**What the task requires**. Locate each line containing the string "STREET" and copy it out.

**** Given data

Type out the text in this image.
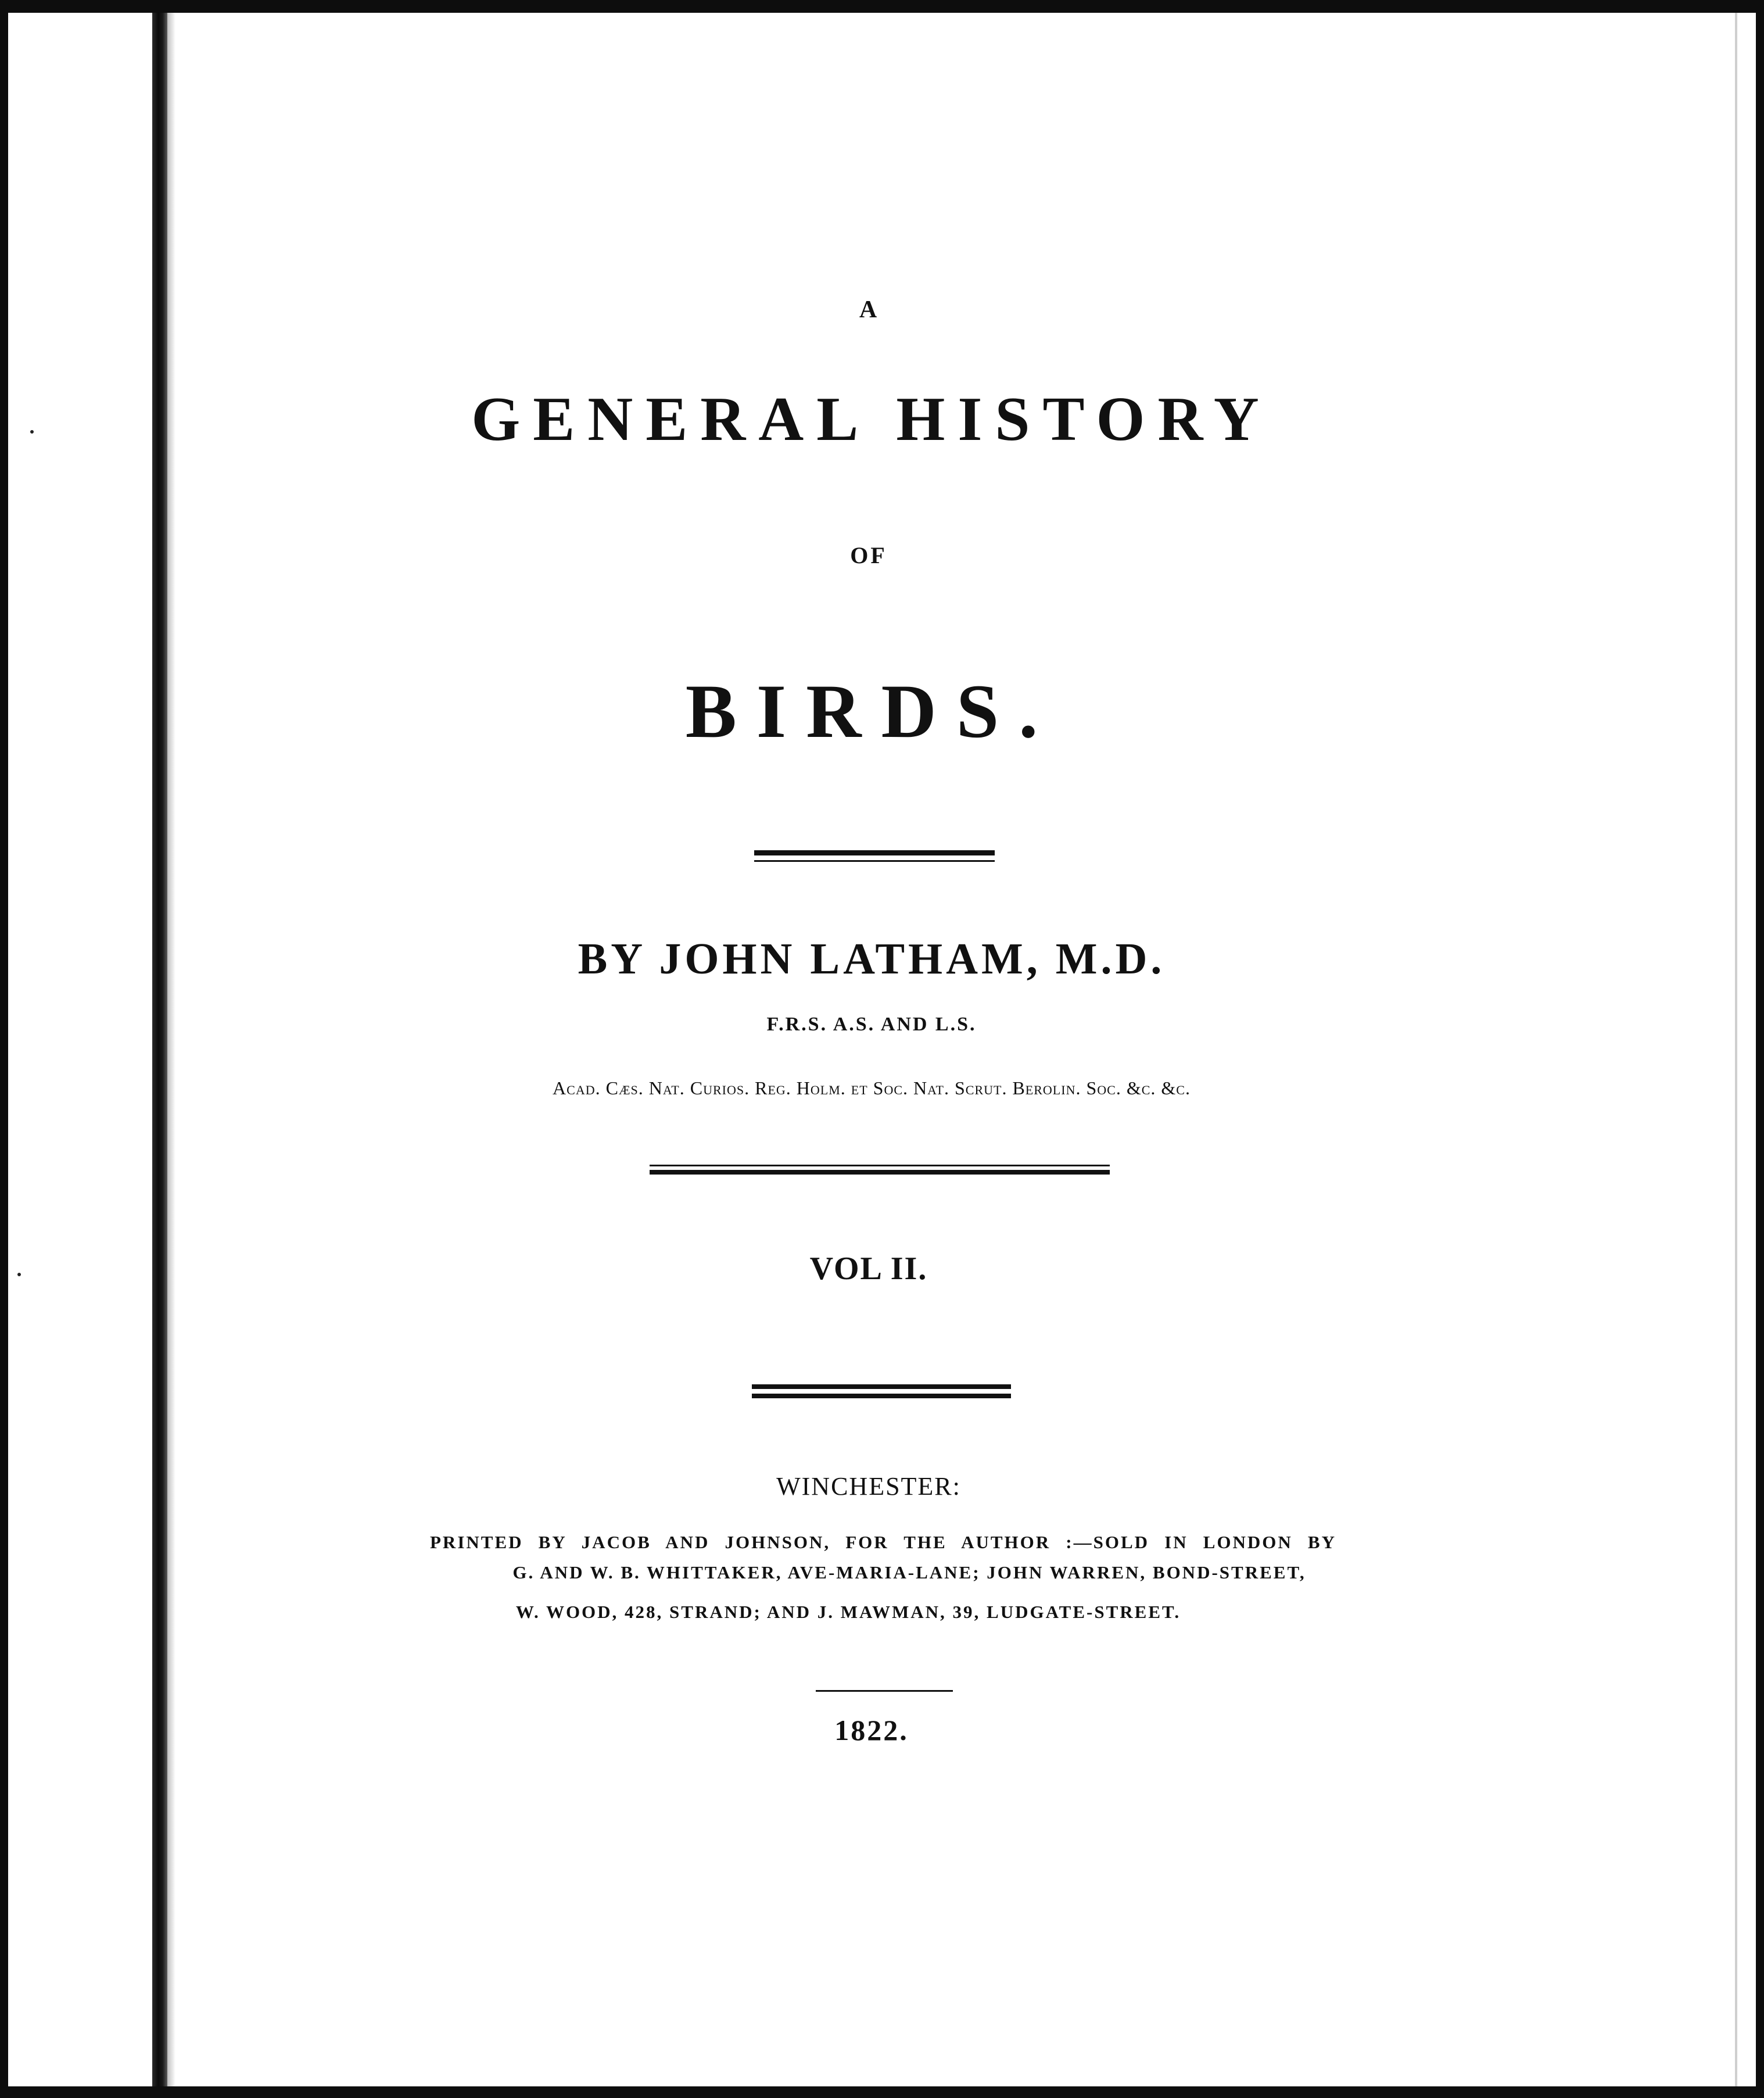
A
GENERAL HISTORY
OF
BIRDS.
BY JOHN LATHAM, M.D.
F.R.S. A.S. AND L.S.
Acad. Cæs. Nat. Curios. Reg. Holm. et Soc. Nat. Scrut. Berolin. Soc. &c. &c.
VOL II.
WINCHESTER:
PRINTED BY JACOB AND JOHNSON, FOR THE AUTHOR :—SOLD IN LONDON BY
G. AND W. B. WHITTAKER, AVE-MARIA-LANE; JOHN WARREN, BOND-STREET,
W. WOOD, 428, STRAND; AND J. MAWMAN, 39, LUDGATE-STREET.
1822.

********

**Correct output**.
G. AND W. B. WHITTAKER, AVE-MARIA-LANE; JOHN WARREN, BOND-STREET,
W. WOOD, 428, STRAND; AND J. MAWMAN, 39, LUDGATE-STREET.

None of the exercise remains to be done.